● **Set exercise**
Look through the material below and give the number of lines holding "screenshot", with no other words.

Items listed in a dataset:
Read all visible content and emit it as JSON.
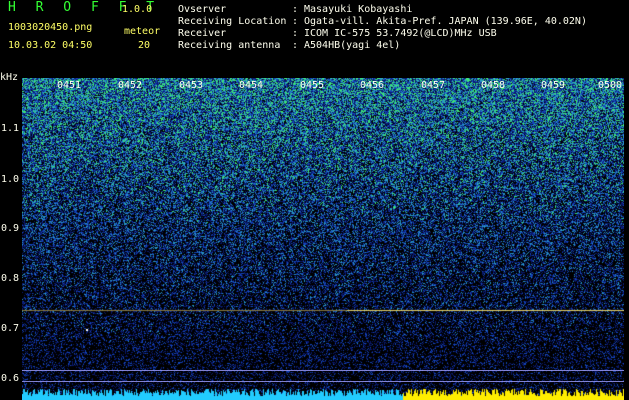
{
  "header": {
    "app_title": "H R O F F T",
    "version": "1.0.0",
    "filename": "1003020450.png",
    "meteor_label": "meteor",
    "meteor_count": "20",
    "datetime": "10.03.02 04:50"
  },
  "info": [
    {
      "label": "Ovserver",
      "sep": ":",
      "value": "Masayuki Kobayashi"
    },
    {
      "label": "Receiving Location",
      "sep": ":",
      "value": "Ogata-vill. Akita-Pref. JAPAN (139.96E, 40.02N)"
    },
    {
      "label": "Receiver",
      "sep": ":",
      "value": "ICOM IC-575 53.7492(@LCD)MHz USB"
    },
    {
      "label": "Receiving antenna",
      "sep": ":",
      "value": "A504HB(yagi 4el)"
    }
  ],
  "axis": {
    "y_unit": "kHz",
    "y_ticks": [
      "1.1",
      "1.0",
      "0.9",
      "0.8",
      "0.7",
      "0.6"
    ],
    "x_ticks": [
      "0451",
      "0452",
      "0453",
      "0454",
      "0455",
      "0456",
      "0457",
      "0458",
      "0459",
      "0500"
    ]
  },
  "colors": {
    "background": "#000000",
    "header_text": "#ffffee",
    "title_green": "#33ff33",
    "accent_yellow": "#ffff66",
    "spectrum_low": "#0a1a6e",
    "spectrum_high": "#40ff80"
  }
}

...

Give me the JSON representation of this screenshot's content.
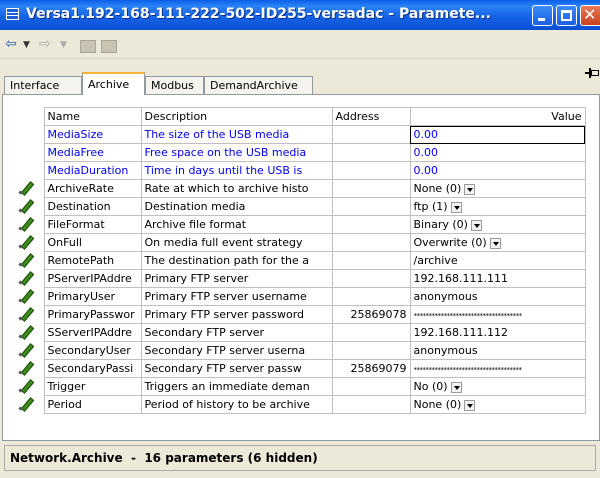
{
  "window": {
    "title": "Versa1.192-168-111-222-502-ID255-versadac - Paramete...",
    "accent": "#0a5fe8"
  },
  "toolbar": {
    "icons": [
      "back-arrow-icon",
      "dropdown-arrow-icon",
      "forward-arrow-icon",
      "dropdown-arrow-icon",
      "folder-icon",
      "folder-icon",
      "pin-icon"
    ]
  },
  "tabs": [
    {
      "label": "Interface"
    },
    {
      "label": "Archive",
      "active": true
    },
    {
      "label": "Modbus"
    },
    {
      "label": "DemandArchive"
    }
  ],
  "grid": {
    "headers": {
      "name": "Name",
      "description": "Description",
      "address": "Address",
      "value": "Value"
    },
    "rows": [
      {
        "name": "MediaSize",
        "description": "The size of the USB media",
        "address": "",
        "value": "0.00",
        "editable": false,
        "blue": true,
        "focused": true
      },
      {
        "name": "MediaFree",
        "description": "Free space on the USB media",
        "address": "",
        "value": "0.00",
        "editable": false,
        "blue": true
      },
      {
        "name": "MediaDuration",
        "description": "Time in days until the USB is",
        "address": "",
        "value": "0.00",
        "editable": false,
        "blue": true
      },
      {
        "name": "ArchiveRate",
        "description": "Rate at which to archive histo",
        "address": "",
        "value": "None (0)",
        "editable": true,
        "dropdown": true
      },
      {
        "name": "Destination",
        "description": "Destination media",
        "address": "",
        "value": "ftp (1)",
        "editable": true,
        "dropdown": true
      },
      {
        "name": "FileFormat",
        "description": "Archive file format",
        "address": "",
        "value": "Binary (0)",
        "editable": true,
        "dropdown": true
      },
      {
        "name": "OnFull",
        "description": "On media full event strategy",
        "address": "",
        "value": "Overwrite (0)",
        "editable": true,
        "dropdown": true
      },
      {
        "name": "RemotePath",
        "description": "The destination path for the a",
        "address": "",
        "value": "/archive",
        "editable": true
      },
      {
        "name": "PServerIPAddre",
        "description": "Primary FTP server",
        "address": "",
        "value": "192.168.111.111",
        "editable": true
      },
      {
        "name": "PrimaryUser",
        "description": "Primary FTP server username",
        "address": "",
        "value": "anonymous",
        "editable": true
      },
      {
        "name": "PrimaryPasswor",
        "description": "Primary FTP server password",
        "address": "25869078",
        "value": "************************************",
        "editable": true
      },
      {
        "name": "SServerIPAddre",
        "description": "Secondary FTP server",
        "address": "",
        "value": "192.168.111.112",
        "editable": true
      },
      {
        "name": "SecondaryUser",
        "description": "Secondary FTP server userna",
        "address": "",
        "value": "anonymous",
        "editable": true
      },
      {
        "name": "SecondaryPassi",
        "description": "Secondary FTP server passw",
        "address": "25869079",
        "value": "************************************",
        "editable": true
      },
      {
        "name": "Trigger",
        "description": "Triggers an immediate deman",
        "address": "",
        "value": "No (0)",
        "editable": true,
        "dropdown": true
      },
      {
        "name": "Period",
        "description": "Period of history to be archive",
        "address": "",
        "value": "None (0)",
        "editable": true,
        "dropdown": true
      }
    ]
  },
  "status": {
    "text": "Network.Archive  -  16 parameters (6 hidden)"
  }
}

---

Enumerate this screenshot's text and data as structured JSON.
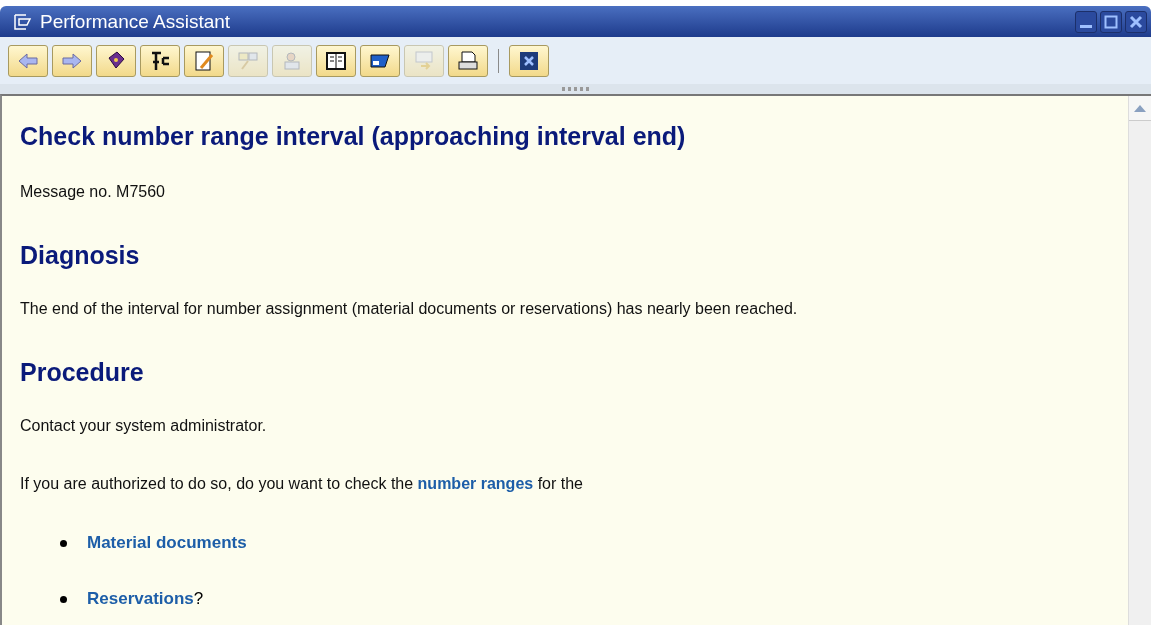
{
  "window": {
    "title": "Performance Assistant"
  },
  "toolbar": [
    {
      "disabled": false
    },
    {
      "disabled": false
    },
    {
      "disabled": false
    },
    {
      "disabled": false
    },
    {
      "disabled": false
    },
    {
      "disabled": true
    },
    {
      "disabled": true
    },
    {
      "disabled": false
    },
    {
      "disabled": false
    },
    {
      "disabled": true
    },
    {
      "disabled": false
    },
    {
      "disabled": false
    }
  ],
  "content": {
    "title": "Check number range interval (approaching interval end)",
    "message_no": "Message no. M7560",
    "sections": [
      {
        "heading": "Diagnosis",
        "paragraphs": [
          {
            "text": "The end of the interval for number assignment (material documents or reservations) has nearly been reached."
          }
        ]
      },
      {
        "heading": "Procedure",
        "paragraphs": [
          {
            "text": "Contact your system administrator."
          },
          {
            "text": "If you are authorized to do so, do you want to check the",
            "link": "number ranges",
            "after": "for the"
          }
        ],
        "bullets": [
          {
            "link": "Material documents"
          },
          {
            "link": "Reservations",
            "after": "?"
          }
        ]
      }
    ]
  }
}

● **Response below**
2